▸ **Stated exercise**
Every line that includes the word "label" is to be listed.
Start Stored records
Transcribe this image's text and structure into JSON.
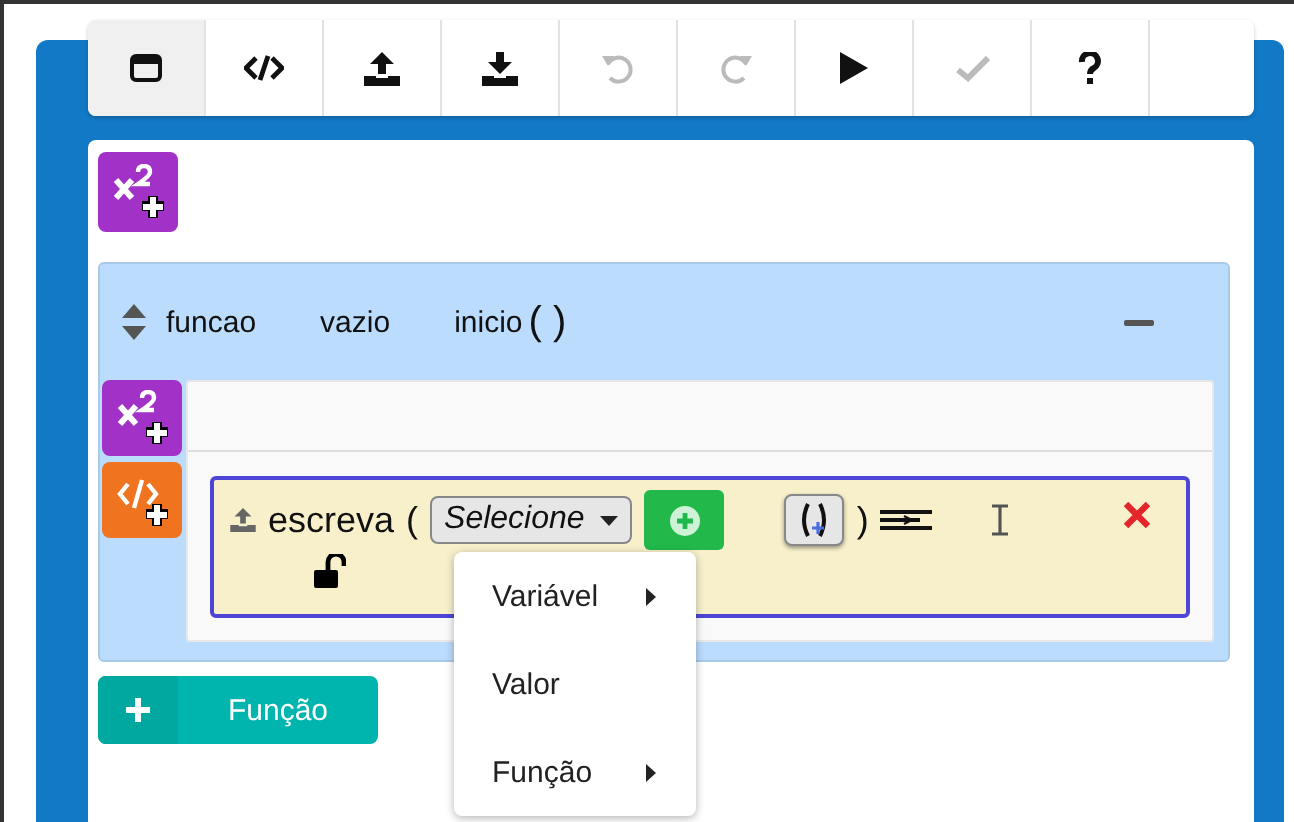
{
  "toolbar": [
    {
      "kind": "window",
      "disabled": false,
      "selected": true
    },
    {
      "kind": "code",
      "disabled": false,
      "selected": false
    },
    {
      "kind": "upload",
      "disabled": false,
      "selected": false
    },
    {
      "kind": "download",
      "disabled": false,
      "selected": false
    },
    {
      "kind": "undo",
      "disabled": true,
      "selected": false
    },
    {
      "kind": "redo",
      "disabled": true,
      "selected": false
    },
    {
      "kind": "play",
      "disabled": false,
      "selected": false
    },
    {
      "kind": "check",
      "disabled": true,
      "selected": false
    },
    {
      "kind": "help",
      "disabled": false,
      "selected": false
    }
  ],
  "function": {
    "type": "funcao",
    "return_type": "vazio",
    "name": "inicio",
    "parens": "( )",
    "statement": {
      "command": "escreva",
      "open_paren": "(",
      "select": "Selecione",
      "close_paren": ")",
      "menu": [
        {
          "label": "Variável",
          "submenu": true
        },
        {
          "label": "Valor",
          "submenu": false
        },
        {
          "label": "Função",
          "submenu": true
        }
      ]
    }
  },
  "add_function": {
    "label": "Função"
  }
}
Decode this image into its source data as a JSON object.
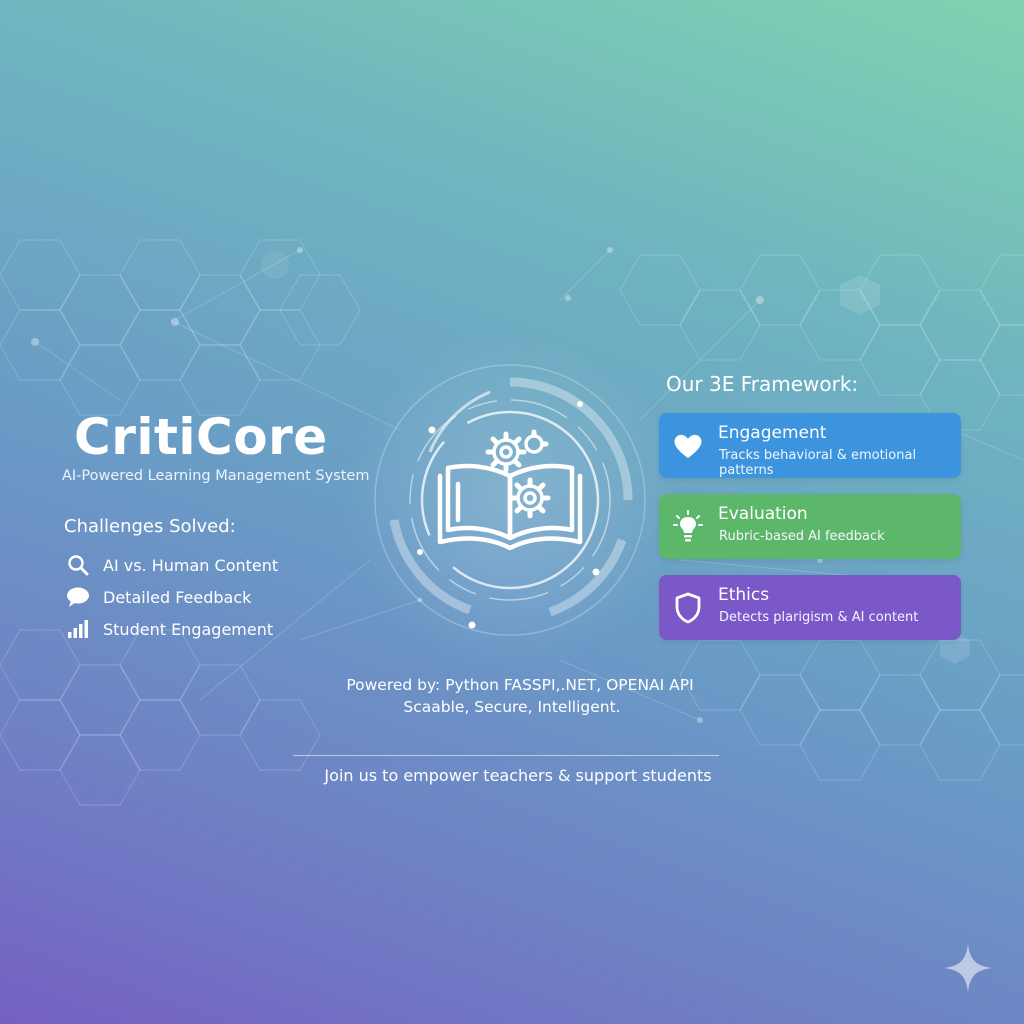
{
  "brand": {
    "title": "CritiCore",
    "subtitle": "AI-Powered Learning Management System"
  },
  "challenges": {
    "heading": "Challenges Solved:",
    "items": [
      {
        "label": "AI vs. Human Content",
        "icon": "search-icon"
      },
      {
        "label": "Detailed Feedback",
        "icon": "speech-bubble-icon"
      },
      {
        "label": "Student Engagement",
        "icon": "bar-chart-icon"
      }
    ]
  },
  "framework": {
    "heading": "Our 3E Framework:",
    "cards": [
      {
        "title": "Engagement",
        "description": "Tracks behavioral & emotional patterns",
        "icon": "heart-icon",
        "color": "#3b94dd"
      },
      {
        "title": "Evaluation",
        "description": "Rubric-based AI feedback",
        "icon": "lightbulb-icon",
        "color": "#5db76b"
      },
      {
        "title": "Ethics",
        "description": "Detects plarigism & AI content",
        "icon": "shield-icon",
        "color": "#7a58c8"
      }
    ]
  },
  "footer": {
    "powered_by": "Powered by: Python FASSPI,.NET, OPENAI API",
    "tagline": "Scaable, Secure, Intelligent.",
    "cta": "Join us to empower teachers & support students"
  },
  "logo": {
    "icon": "book-gears-icon"
  },
  "corner": {
    "icon": "sparkle-icon"
  }
}
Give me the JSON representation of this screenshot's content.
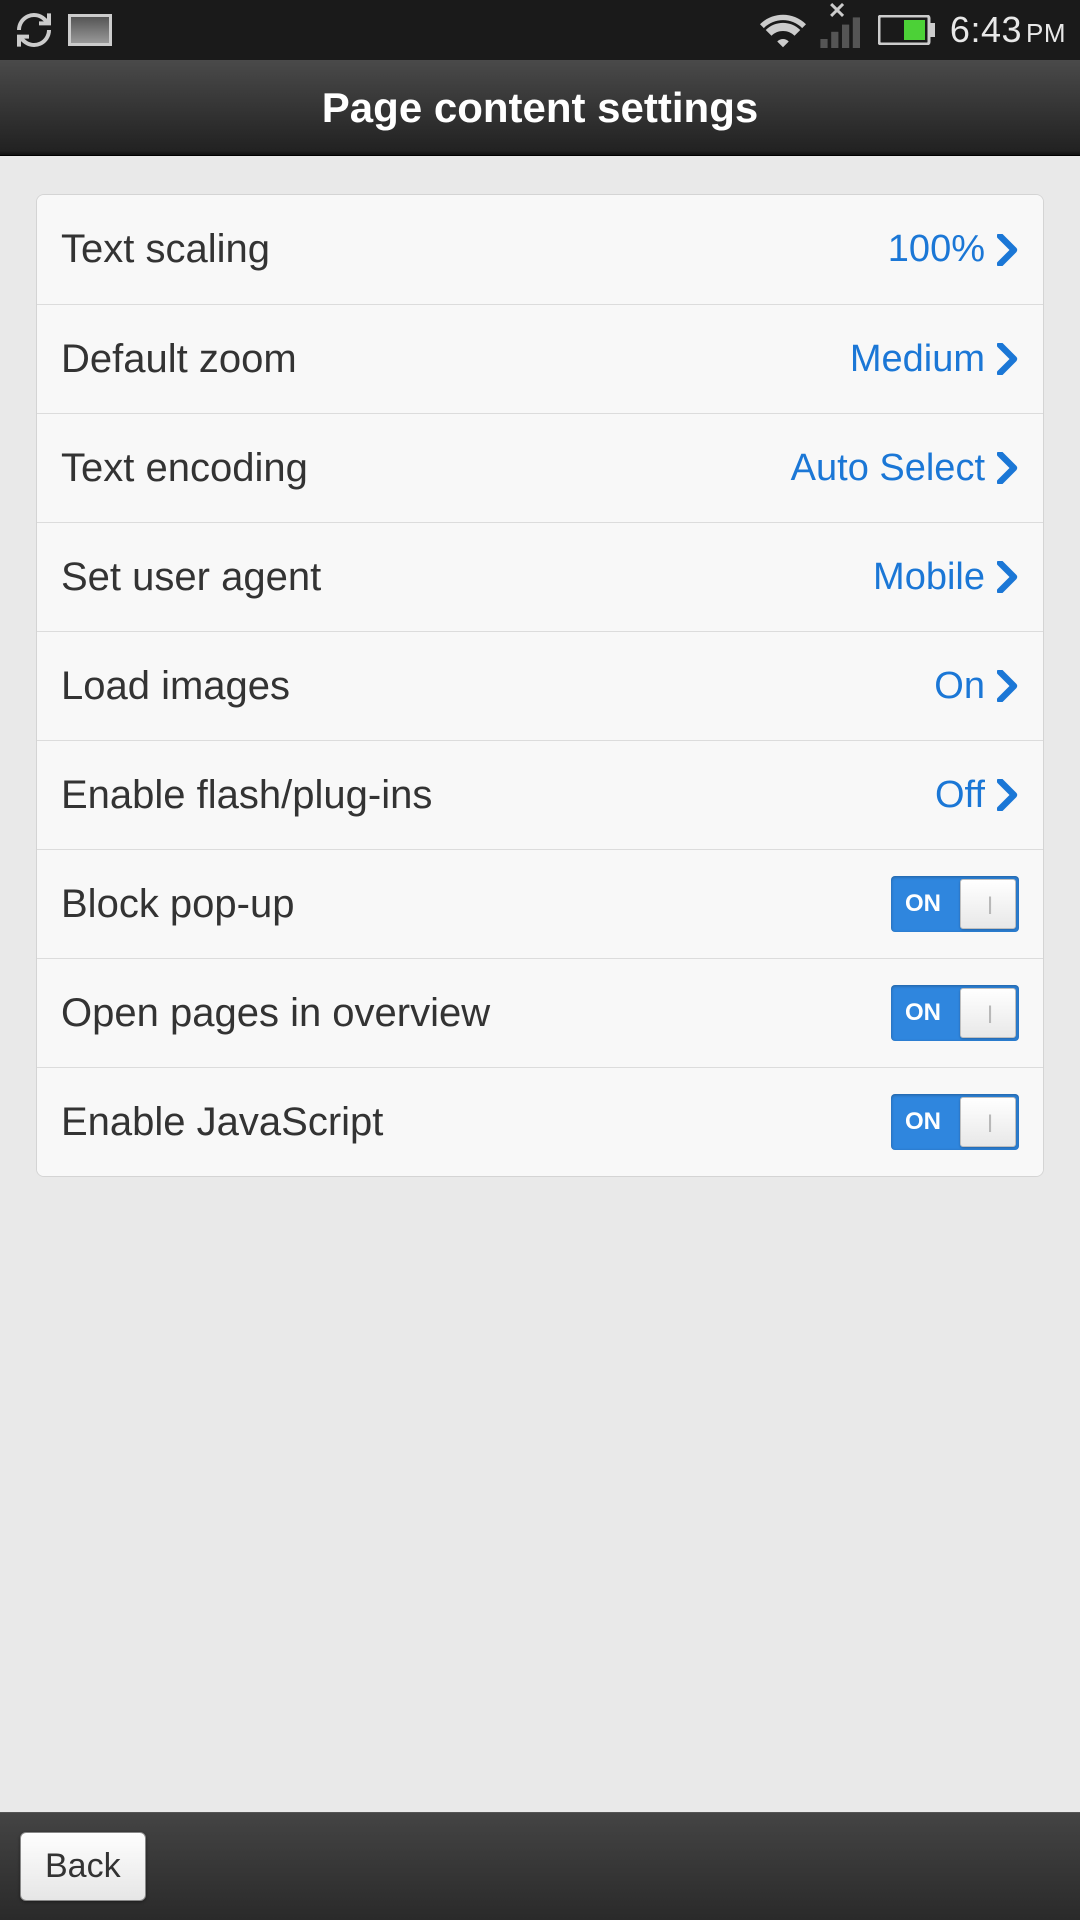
End Stored records
▸ **Written response**
          "label": "Variável",
          "label": "Valor",
          "label": "Função",
    "label": "Função"
        "label": "AI vs. Human Content",
        "label": "Detailed Feedback",
        "label": "Student Engagement",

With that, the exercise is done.